Items listed in a dataset
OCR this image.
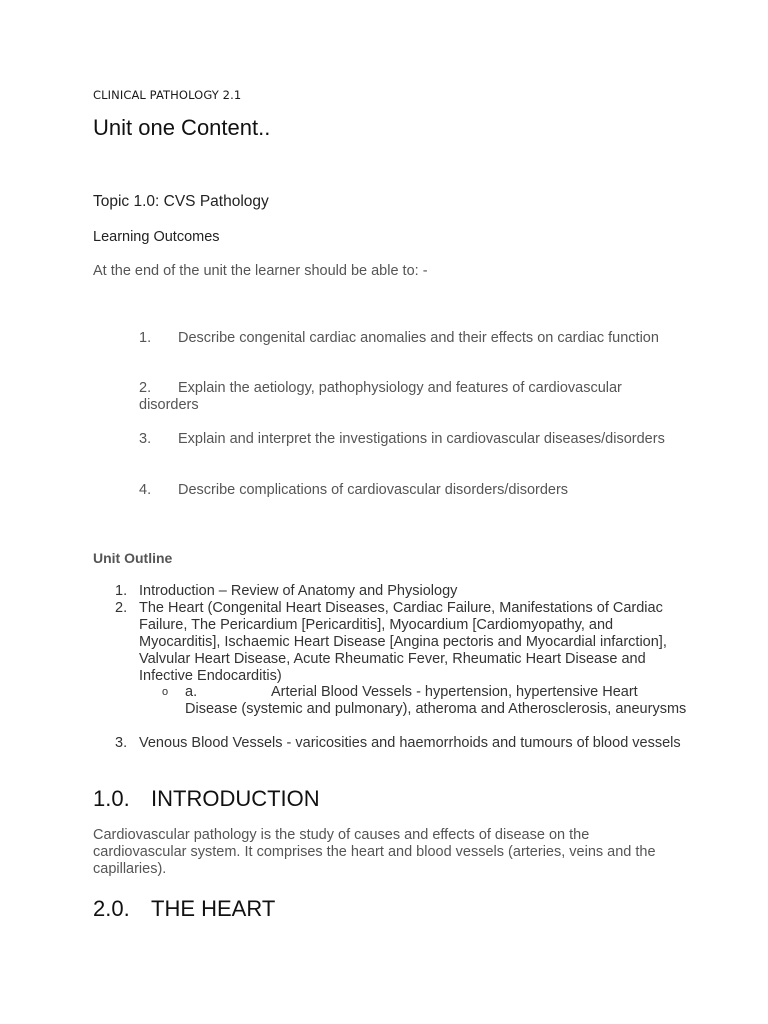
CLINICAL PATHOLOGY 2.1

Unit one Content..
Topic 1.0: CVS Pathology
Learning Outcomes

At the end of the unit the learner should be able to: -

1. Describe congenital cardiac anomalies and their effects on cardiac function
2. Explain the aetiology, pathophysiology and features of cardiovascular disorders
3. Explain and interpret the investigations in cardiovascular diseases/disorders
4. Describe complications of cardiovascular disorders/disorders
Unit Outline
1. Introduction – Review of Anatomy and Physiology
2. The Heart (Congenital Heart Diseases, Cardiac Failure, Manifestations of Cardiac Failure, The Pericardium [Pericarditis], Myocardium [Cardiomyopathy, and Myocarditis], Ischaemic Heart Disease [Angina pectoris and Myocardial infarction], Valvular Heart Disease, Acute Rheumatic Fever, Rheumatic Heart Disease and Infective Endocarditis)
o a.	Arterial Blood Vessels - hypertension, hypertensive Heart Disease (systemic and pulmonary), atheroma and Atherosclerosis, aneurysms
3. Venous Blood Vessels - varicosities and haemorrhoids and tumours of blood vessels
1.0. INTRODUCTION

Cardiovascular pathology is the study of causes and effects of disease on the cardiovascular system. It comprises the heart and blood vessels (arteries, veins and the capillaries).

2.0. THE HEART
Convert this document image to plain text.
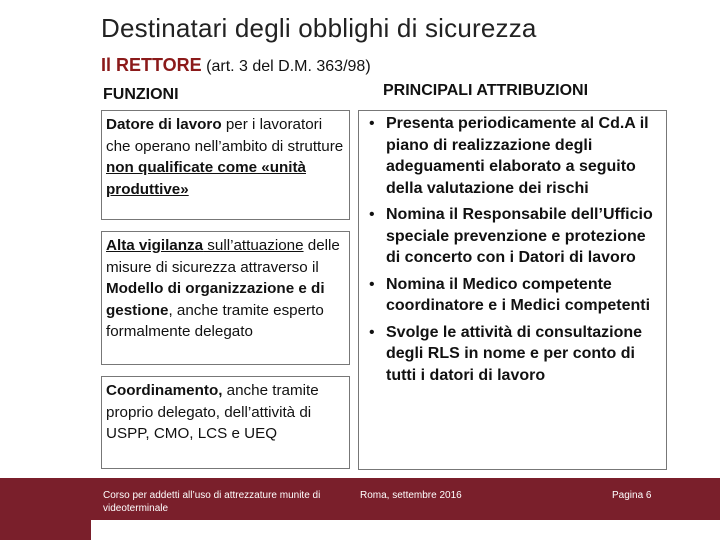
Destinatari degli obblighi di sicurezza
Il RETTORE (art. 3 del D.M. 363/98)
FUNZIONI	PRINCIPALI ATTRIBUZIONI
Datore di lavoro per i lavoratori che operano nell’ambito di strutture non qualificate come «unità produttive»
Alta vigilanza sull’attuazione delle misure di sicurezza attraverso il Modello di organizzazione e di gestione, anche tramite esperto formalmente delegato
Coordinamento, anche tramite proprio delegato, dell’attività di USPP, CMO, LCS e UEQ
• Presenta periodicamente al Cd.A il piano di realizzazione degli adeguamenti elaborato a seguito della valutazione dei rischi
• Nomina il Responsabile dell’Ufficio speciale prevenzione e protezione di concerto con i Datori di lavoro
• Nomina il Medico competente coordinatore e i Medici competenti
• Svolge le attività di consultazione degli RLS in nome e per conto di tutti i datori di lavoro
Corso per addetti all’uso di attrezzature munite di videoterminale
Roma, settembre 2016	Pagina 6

* * *

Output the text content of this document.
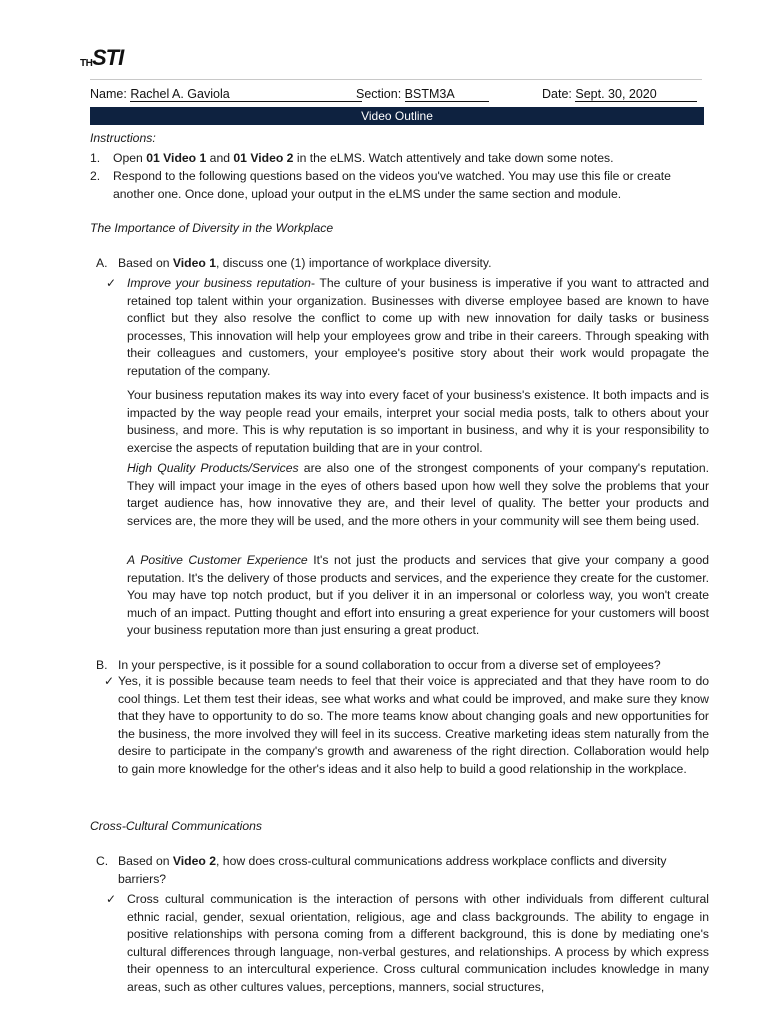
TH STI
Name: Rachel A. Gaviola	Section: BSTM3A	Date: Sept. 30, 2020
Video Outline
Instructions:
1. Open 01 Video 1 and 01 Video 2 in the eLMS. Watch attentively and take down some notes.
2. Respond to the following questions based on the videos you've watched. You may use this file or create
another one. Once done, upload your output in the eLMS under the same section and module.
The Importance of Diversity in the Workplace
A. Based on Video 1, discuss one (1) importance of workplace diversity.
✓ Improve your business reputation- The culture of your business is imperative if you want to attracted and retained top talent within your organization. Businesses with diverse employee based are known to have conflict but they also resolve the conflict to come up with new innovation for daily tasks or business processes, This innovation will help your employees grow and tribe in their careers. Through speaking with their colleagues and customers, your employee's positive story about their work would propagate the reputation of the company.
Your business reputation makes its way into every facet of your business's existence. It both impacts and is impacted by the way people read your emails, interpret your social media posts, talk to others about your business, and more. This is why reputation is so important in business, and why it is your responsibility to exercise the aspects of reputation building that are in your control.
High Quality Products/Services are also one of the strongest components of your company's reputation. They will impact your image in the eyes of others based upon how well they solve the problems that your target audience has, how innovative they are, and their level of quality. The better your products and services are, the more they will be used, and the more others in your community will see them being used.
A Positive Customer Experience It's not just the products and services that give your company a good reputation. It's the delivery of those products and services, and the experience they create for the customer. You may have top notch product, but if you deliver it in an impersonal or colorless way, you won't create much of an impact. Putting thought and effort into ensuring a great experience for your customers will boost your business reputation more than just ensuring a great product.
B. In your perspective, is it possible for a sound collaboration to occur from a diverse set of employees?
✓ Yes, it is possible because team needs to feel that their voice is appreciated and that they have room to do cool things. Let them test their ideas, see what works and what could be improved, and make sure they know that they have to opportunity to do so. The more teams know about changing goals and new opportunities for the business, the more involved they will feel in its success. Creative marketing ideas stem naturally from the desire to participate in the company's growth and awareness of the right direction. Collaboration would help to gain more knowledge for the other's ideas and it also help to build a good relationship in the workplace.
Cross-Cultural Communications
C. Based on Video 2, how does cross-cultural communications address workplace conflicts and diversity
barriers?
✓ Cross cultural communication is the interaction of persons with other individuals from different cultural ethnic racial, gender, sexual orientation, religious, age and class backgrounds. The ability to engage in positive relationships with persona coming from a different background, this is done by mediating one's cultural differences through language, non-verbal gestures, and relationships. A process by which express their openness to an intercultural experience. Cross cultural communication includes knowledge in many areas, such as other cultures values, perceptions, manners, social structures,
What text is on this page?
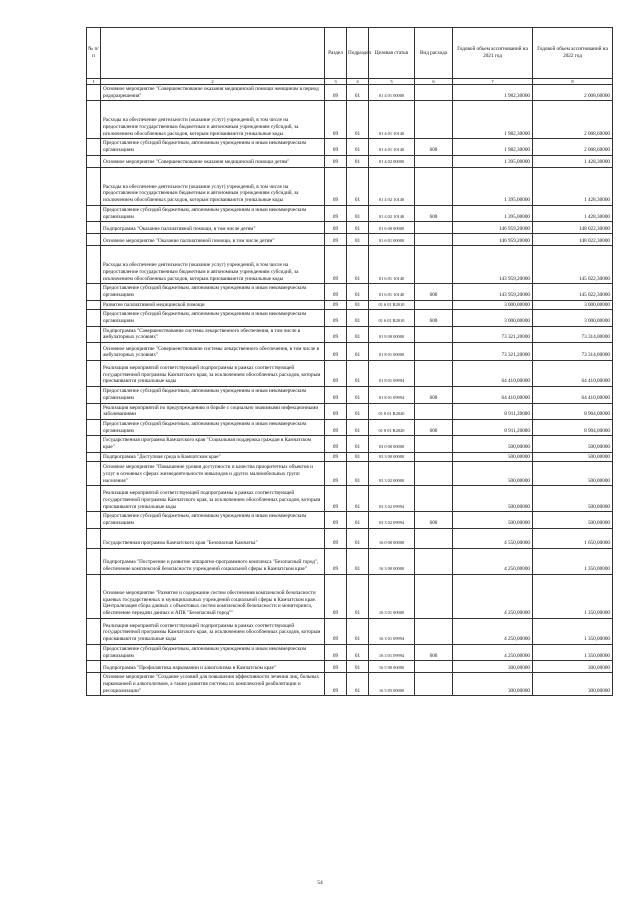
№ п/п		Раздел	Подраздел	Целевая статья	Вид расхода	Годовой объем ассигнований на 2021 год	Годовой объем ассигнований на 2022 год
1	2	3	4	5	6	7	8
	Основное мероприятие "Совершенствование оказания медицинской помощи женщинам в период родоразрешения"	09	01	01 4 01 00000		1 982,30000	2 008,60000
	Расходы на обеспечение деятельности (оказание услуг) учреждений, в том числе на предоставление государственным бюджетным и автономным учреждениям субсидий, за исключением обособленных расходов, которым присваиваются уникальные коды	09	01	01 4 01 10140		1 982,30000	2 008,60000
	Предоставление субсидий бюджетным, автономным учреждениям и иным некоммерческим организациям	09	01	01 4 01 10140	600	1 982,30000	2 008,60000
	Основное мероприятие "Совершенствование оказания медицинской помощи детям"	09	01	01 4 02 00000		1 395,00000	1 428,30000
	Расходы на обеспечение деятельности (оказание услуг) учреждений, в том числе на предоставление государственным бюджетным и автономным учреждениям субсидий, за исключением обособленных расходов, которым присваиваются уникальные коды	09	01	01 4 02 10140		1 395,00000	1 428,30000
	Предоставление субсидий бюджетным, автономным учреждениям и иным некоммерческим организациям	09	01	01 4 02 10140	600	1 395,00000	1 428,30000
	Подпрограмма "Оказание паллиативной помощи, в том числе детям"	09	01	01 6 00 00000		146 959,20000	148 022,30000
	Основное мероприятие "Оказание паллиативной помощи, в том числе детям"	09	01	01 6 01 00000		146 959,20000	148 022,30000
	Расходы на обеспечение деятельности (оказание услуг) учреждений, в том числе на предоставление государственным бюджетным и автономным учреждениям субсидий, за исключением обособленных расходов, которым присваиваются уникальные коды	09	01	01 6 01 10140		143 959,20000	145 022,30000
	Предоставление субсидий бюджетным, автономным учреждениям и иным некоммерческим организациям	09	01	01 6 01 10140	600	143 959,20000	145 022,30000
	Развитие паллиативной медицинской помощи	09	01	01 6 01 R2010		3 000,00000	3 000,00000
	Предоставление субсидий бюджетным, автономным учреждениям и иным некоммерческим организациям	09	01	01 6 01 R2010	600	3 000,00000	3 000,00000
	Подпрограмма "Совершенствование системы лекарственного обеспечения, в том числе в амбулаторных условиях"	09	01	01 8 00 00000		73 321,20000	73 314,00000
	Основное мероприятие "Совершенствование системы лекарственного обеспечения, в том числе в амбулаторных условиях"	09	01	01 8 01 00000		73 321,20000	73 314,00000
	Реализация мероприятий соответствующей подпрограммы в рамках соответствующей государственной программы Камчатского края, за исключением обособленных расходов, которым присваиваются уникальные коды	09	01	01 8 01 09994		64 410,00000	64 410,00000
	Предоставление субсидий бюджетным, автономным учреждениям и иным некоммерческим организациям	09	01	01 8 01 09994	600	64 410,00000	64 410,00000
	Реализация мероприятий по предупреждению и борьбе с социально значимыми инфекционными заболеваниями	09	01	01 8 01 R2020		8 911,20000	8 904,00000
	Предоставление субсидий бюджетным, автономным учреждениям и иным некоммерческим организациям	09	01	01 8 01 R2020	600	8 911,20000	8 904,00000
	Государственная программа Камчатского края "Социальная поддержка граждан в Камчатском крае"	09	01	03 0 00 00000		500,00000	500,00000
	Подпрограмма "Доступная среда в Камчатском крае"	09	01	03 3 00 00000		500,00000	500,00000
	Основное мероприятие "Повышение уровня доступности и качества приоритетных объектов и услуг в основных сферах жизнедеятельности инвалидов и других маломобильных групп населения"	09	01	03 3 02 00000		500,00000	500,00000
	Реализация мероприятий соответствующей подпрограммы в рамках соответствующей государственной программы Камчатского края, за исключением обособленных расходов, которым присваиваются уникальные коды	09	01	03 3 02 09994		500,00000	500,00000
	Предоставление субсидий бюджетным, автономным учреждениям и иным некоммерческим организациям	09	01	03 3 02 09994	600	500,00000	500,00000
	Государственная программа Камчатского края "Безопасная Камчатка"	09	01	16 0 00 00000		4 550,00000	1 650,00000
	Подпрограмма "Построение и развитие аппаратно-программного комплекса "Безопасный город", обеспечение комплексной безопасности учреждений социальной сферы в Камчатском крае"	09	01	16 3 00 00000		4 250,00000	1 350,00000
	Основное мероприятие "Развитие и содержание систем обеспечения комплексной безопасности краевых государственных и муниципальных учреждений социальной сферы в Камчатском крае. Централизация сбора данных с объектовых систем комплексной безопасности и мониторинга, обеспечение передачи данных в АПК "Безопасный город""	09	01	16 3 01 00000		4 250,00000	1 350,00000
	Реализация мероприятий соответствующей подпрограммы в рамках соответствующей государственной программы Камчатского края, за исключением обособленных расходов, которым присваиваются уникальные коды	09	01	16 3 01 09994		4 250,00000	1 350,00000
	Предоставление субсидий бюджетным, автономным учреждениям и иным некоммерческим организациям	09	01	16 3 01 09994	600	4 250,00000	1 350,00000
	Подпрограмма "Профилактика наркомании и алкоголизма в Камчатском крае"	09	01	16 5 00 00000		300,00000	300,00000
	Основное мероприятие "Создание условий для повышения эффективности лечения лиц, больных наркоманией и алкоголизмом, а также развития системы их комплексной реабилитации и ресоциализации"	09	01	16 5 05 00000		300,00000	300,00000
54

Aim:
List each line holding the string "tramite".

Output:
Alta vigilanza sull’attuazione delle misure di sicurezza attraverso il Modello di organizzazione e di gestione, anche tramite esperto formalmente delegato
Coordinamento, anche tramite proprio delegato, dell’attività di USPP, CMO, LCS e UEQ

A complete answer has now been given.